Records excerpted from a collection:
::::

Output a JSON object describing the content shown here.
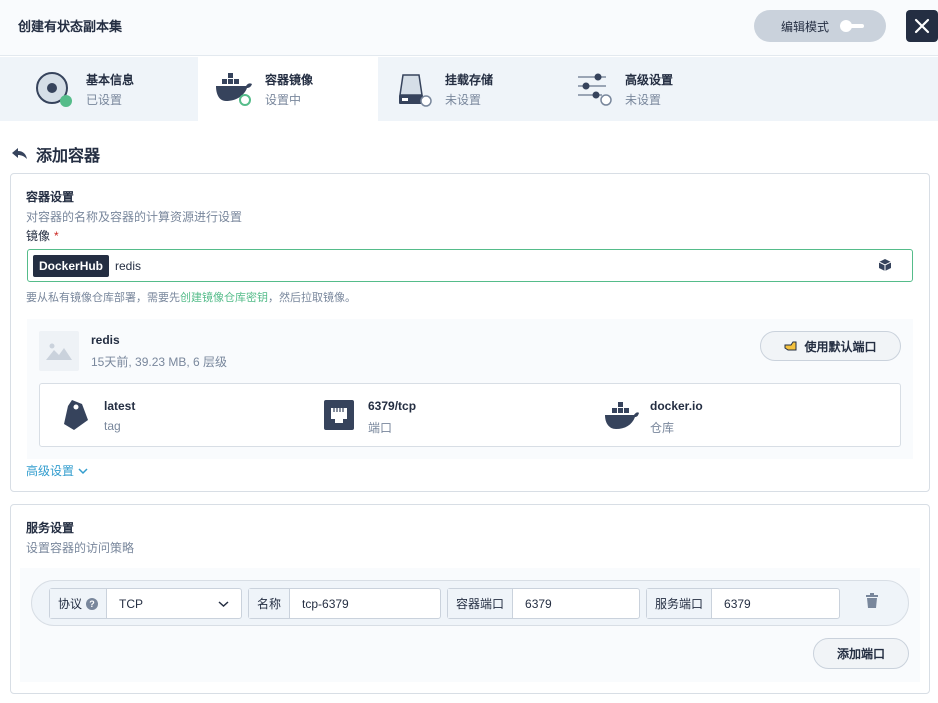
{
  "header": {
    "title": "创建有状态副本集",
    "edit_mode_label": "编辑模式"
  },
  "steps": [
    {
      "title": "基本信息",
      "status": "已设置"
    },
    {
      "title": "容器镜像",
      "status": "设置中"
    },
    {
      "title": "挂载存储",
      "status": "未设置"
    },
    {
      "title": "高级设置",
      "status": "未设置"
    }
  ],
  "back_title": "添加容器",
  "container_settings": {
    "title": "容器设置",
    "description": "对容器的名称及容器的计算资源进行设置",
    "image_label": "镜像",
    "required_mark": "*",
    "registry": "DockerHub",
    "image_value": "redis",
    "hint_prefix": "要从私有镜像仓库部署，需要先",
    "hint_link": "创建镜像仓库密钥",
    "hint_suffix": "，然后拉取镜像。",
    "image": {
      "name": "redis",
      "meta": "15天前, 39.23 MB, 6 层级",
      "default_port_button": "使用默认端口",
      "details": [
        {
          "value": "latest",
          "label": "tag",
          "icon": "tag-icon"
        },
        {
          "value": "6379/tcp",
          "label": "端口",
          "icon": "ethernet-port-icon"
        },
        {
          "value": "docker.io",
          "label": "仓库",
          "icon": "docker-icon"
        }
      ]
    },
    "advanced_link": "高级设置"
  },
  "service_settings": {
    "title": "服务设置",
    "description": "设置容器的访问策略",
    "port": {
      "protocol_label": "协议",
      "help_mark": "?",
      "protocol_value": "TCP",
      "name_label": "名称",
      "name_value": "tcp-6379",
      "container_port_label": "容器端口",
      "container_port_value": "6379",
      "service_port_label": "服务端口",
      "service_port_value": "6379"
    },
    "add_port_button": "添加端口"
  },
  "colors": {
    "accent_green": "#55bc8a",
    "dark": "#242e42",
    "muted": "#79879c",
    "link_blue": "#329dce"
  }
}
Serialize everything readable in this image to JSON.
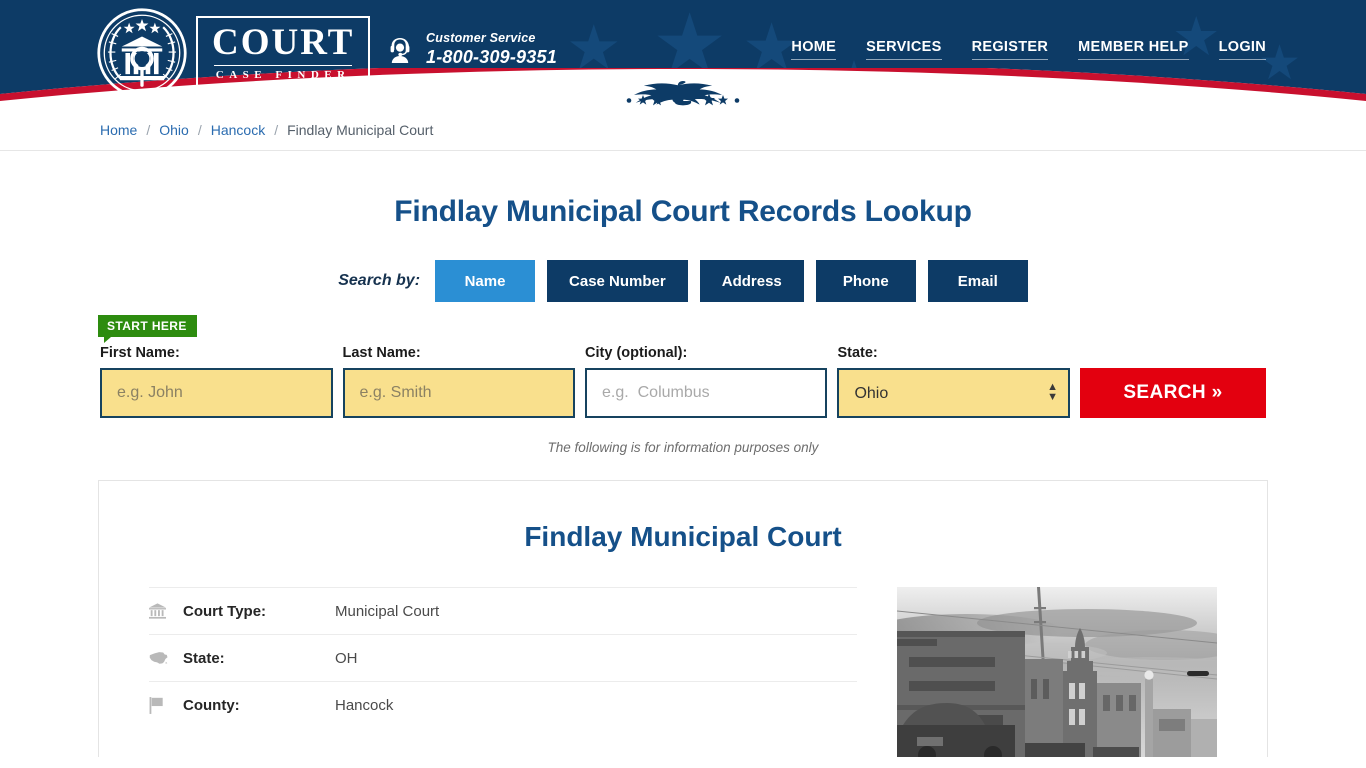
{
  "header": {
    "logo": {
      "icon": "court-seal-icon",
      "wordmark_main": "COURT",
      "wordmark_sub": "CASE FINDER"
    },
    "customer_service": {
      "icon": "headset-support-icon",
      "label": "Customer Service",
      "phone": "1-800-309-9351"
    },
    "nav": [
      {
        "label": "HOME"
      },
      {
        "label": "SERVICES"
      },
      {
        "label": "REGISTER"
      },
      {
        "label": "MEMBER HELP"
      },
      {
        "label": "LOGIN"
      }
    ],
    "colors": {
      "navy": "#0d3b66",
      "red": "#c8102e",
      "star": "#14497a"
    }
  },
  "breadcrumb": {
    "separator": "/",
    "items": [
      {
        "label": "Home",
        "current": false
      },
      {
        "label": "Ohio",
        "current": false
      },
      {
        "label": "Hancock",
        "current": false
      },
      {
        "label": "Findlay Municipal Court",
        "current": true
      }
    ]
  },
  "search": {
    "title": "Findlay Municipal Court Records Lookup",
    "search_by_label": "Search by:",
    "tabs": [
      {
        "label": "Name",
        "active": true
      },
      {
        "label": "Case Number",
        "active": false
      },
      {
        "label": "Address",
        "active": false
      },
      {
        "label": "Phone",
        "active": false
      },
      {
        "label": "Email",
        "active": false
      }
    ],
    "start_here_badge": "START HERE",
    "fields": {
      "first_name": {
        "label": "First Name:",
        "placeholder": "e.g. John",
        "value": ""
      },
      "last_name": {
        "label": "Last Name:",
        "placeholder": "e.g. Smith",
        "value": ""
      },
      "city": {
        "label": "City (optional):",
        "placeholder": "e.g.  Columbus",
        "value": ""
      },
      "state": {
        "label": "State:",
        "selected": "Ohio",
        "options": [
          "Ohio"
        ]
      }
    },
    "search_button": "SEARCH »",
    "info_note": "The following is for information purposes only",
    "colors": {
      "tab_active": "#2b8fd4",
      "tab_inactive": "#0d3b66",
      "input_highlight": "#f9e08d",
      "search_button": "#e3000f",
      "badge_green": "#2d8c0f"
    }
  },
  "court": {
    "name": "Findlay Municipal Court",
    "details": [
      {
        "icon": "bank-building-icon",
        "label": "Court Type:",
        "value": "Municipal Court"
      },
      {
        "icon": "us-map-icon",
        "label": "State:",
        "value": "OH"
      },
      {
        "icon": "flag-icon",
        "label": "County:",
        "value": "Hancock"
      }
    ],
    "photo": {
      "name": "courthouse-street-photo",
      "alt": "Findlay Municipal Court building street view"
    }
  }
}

::::

DIRECTIONS: Reproduce each line exactly as it appears, omitting the pictures.

SOLUTION:
Output a JSON object describing the content shown here.
{
  "header": {
    "title": "创建有状态副本集",
    "edit_mode_label": "编辑模式"
  },
  "steps": [
    {
      "title": "基本信息",
      "status": "已设置"
    },
    {
      "title": "容器镜像",
      "status": "设置中"
    },
    {
      "title": "挂载存储",
      "status": "未设置"
    },
    {
      "title": "高级设置",
      "status": "未设置"
    }
  ],
  "back_title": "添加容器",
  "container_settings": {
    "title": "容器设置",
    "description": "对容器的名称及容器的计算资源进行设置",
    "image_label": "镜像",
    "required_mark": "*",
    "registry": "DockerHub",
    "image_value": "redis",
    "hint_prefix": "要从私有镜像仓库部署，需要先",
    "hint_link": "创建镜像仓库密钥",
    "hint_suffix": "，然后拉取镜像。",
    "image": {
      "name": "redis",
      "meta": "15天前, 39.23 MB, 6 层级",
      "default_port_button": "使用默认端口",
      "details": [
        {
          "value": "latest",
          "label": "tag",
          "icon": "tag-icon"
        },
        {
          "value": "6379/tcp",
          "label": "端口",
          "icon": "ethernet-port-icon"
        },
        {
          "value": "docker.io",
          "label": "仓库",
          "icon": "docker-icon"
        }
      ]
    },
    "advanced_link": "高级设置"
  },
  "service_settings": {
    "title": "服务设置",
    "description": "设置容器的访问策略",
    "port": {
      "protocol_label": "协议",
      "help_mark": "?",
      "protocol_value": "TCP",
      "name_label": "名称",
      "name_value": "tcp-6379",
      "container_port_label": "容器端口",
      "container_port_value": "6379",
      "service_port_label": "服务端口",
      "service_port_value": "6379"
    },
    "add_port_button": "添加端口"
  },
  "colors": {
    "accent_green": "#55bc8a",
    "dark": "#242e42",
    "muted": "#79879c",
    "link_blue": "#329dce"
  }
}
Serialize everything readable in this image to JSON.
{
  "header": {
    "logo": {
      "icon": "court-seal-icon",
      "wordmark_main": "COURT",
      "wordmark_sub": "CASE FINDER"
    },
    "customer_service": {
      "icon": "headset-support-icon",
      "label": "Customer Service",
      "phone": "1-800-309-9351"
    },
    "nav": [
      {
        "label": "HOME"
      },
      {
        "label": "SERVICES"
      },
      {
        "label": "REGISTER"
      },
      {
        "label": "MEMBER HELP"
      },
      {
        "label": "LOGIN"
      }
    ],
    "colors": {
      "navy": "#0d3b66",
      "red": "#c8102e",
      "star": "#14497a"
    }
  },
  "breadcrumb": {
    "separator": "/",
    "items": [
      {
        "label": "Home",
        "current": false
      },
      {
        "label": "Ohio",
        "current": false
      },
      {
        "label": "Hancock",
        "current": false
      },
      {
        "label": "Findlay Municipal Court",
        "current": true
      }
    ]
  },
  "search": {
    "title": "Findlay Municipal Court Records Lookup",
    "search_by_label": "Search by:",
    "tabs": [
      {
        "label": "Name",
        "active": true
      },
      {
        "label": "Case Number",
        "active": false
      },
      {
        "label": "Address",
        "active": false
      },
      {
        "label": "Phone",
        "active": false
      },
      {
        "label": "Email",
        "active": false
      }
    ],
    "start_here_badge": "START HERE",
    "fields": {
      "first_name": {
        "label": "First Name:",
        "placeholder": "e.g. John",
        "value": ""
      },
      "last_name": {
        "label": "Last Name:",
        "placeholder": "e.g. Smith",
        "value": ""
      },
      "city": {
        "label": "City (optional):",
        "placeholder": "e.g.  Columbus",
        "value": ""
      },
      "state": {
        "label": "State:",
        "selected": "Ohio",
        "options": [
          "Ohio"
        ]
      }
    },
    "search_button": "SEARCH »",
    "info_note": "The following is for information purposes only",
    "colors": {
      "tab_active": "#2b8fd4",
      "tab_inactive": "#0d3b66",
      "input_highlight": "#f9e08d",
      "search_button": "#e3000f",
      "badge_green": "#2d8c0f"
    }
  },
  "court": {
    "name": "Findlay Municipal Court",
    "details": [
      {
        "icon": "bank-building-icon",
        "label": "Court Type:",
        "value": "Municipal Court"
      },
      {
        "icon": "us-map-icon",
        "label": "State:",
        "value": "OH"
      },
      {
        "icon": "flag-icon",
        "label": "County:",
        "value": "Hancock"
      }
    ],
    "photo": {
      "name": "courthouse-street-photo",
      "alt": "Findlay Municipal Court building street view"
    }
  }
}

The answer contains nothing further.